■ **WHAT NEEDS TO BE DONE**:
In the records below, find each line containing the word "this" and copy it.

==== DATASET ENTRIES

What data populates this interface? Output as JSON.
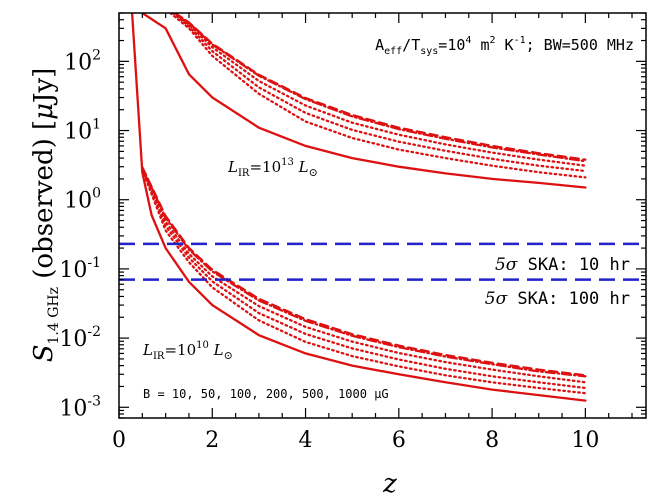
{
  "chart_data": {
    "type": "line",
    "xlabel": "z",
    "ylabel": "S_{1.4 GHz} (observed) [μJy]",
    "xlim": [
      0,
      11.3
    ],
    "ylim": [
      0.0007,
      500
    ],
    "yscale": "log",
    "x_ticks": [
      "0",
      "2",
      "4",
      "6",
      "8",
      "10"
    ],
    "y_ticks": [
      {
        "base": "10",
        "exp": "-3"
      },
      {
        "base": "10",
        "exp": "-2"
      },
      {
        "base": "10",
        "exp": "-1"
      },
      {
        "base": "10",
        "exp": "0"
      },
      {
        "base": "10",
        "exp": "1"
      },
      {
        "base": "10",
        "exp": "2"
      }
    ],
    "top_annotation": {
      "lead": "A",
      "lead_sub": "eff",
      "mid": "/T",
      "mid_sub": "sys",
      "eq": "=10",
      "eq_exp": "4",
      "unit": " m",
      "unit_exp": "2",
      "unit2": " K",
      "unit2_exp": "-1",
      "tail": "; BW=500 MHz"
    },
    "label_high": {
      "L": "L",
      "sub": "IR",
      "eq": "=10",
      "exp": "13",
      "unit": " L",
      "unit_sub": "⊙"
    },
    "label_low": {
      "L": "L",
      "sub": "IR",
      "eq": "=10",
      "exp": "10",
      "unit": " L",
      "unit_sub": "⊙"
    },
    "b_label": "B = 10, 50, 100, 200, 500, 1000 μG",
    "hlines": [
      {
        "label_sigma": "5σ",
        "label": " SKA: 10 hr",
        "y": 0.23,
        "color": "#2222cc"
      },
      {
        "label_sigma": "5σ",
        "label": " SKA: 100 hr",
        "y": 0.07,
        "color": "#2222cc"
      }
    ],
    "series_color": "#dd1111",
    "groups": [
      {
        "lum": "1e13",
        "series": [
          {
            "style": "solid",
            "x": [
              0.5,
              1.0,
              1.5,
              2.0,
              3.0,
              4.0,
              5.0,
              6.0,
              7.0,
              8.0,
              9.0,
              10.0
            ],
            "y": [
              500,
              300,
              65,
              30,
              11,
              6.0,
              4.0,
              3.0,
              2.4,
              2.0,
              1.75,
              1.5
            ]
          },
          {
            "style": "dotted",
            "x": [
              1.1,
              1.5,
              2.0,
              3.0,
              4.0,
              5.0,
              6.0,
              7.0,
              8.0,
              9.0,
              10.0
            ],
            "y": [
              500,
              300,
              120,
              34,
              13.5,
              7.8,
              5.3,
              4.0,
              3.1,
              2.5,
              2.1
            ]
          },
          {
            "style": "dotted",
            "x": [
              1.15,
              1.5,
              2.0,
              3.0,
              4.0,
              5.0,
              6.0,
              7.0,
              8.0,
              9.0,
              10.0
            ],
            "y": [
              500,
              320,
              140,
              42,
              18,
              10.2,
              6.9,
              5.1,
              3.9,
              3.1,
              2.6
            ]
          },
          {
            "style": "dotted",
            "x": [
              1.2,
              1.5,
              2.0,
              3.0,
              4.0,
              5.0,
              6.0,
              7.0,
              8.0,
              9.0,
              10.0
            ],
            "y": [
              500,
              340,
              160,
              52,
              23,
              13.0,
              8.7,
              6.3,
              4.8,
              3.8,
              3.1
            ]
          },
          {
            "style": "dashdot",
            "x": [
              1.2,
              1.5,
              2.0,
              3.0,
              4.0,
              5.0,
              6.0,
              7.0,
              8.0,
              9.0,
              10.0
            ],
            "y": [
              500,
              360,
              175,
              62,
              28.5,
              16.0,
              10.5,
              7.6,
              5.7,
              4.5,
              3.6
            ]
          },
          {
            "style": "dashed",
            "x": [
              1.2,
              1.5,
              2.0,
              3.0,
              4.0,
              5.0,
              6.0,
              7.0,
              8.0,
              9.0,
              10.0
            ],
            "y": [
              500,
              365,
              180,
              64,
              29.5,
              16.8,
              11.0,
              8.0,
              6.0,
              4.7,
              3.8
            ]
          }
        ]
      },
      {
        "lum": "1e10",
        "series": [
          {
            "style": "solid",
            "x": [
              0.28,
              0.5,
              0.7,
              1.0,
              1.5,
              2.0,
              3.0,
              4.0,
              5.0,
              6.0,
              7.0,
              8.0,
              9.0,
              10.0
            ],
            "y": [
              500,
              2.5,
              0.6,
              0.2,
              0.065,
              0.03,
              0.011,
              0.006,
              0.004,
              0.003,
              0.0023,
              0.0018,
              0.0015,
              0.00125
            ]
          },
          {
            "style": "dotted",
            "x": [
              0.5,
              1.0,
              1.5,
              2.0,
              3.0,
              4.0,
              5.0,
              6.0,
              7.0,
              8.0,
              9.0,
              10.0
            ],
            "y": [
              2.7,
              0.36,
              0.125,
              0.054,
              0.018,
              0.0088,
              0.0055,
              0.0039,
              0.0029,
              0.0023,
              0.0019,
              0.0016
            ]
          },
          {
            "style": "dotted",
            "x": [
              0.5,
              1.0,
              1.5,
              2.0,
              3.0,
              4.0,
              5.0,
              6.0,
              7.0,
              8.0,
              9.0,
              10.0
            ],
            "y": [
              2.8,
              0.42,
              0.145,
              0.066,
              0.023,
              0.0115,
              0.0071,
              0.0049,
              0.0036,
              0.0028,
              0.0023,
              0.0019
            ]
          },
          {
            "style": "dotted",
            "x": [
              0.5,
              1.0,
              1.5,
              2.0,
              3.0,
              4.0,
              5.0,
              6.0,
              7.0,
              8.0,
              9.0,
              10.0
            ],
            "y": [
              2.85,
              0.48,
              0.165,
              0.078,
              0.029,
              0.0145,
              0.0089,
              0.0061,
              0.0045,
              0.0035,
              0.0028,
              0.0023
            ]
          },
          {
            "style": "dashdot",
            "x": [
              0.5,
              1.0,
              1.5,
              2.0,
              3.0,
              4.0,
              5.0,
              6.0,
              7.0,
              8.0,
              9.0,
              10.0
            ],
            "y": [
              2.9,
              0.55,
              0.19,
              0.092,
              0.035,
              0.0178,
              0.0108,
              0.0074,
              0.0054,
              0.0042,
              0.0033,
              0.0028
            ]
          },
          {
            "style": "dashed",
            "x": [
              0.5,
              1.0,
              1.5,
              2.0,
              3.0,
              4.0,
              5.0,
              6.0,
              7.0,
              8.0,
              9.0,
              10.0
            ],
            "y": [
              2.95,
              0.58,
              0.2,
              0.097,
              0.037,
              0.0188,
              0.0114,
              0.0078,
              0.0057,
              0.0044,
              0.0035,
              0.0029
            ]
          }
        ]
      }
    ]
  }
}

========
==== DATASET ENTRIES

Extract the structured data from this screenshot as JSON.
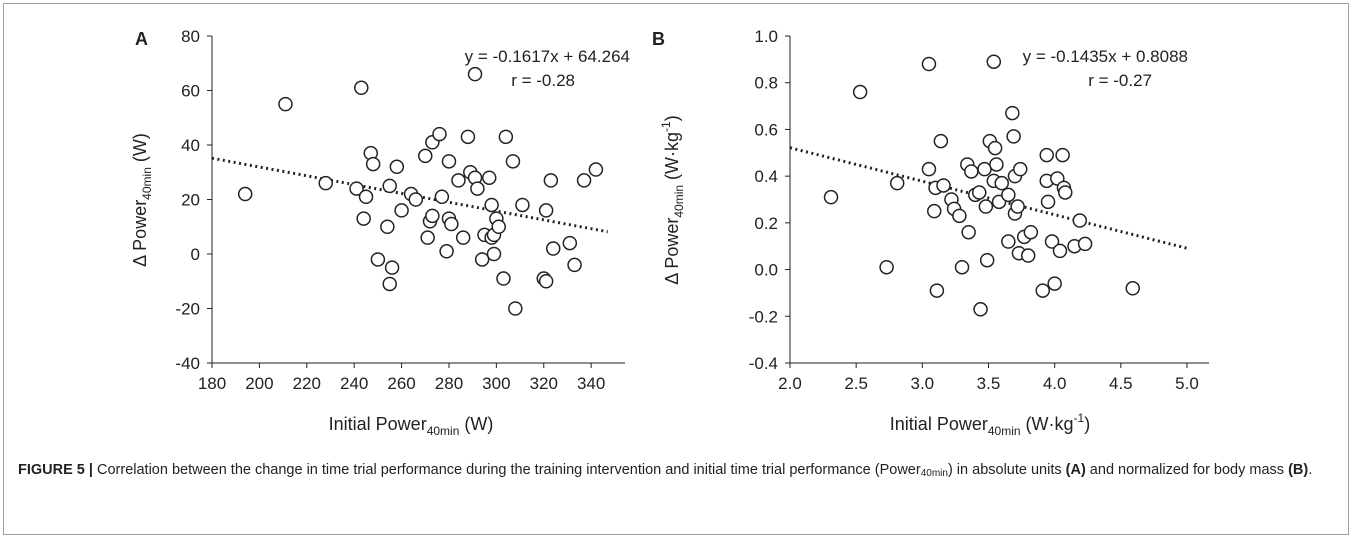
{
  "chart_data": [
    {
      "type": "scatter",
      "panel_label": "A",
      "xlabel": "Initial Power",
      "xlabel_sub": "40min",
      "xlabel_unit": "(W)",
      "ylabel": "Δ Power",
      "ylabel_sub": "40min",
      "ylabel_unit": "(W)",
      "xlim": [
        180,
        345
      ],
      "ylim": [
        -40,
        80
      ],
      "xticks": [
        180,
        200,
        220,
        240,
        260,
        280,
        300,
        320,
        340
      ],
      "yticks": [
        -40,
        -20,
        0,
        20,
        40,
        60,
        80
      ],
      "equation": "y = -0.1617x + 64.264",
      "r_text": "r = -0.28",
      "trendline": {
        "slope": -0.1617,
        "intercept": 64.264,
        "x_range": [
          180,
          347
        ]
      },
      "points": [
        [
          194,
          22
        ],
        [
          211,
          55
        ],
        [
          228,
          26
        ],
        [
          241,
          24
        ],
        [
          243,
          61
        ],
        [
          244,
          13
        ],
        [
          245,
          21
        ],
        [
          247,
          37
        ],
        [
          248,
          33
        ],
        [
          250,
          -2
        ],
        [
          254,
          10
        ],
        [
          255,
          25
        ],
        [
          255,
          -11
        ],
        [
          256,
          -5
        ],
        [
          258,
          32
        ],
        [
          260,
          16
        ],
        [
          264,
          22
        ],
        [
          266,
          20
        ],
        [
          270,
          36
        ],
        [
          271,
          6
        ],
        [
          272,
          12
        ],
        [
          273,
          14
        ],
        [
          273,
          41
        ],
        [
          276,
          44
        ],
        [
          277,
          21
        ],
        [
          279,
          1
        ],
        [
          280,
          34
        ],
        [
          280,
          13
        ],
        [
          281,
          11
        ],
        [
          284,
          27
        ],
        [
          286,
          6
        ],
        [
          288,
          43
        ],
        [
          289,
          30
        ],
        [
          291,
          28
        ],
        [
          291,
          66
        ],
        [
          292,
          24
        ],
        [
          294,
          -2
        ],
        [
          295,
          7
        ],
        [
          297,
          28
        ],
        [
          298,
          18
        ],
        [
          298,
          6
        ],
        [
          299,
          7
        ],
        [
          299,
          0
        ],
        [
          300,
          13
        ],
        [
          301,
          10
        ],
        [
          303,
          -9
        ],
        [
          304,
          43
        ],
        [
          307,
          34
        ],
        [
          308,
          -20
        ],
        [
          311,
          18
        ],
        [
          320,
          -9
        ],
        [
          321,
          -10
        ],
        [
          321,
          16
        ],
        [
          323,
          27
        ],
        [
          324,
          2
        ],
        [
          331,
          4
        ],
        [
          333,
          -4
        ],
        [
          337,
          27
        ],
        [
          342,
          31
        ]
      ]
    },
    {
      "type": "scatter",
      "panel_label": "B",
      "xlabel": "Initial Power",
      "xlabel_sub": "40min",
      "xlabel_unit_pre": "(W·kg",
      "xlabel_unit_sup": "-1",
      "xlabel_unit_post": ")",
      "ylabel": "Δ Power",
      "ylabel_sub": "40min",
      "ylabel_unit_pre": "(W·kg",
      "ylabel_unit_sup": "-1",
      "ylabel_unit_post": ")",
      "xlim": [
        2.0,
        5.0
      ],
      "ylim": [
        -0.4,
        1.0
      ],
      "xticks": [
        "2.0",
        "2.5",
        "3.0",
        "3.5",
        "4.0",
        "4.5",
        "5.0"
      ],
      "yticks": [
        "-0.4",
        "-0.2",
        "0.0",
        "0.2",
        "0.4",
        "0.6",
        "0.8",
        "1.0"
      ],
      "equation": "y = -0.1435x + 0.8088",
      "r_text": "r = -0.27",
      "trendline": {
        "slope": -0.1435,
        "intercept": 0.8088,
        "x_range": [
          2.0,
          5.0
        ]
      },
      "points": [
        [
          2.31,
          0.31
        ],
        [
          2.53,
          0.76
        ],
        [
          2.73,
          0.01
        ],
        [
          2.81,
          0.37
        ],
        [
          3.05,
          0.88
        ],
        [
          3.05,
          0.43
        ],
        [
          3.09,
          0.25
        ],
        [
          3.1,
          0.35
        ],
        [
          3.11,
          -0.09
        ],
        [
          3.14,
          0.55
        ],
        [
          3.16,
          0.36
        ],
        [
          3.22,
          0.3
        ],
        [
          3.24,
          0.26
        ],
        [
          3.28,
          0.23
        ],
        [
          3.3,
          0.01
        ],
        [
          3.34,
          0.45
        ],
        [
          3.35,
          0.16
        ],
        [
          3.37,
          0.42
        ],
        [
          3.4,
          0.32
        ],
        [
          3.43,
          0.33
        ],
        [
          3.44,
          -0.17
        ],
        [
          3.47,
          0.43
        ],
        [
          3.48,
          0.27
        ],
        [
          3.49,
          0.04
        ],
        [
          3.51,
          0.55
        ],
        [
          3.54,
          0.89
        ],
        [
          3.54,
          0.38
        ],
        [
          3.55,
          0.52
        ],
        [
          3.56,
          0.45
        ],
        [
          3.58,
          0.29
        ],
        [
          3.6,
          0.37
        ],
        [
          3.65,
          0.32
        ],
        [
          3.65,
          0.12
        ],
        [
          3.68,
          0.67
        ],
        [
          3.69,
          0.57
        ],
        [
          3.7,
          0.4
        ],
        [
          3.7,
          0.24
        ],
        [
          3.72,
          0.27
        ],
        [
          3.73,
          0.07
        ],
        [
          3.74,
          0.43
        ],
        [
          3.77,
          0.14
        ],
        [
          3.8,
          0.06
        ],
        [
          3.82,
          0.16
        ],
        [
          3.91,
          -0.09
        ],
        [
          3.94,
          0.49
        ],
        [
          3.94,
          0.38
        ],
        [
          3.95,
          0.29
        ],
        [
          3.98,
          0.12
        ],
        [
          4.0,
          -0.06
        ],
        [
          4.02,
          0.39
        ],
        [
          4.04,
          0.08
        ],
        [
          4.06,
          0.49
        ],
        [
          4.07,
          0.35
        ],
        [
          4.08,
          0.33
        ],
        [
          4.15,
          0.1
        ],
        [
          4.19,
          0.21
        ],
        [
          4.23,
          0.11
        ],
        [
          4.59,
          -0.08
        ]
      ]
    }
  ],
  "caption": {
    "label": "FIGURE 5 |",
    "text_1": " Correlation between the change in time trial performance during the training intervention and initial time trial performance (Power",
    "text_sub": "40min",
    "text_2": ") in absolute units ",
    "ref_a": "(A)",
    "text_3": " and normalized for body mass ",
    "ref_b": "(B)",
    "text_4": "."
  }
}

========

■ **RESULT OF THE TASK**:
What data populates this interface? Output as JSON.
Extract the structured data from this screenshot as JSON.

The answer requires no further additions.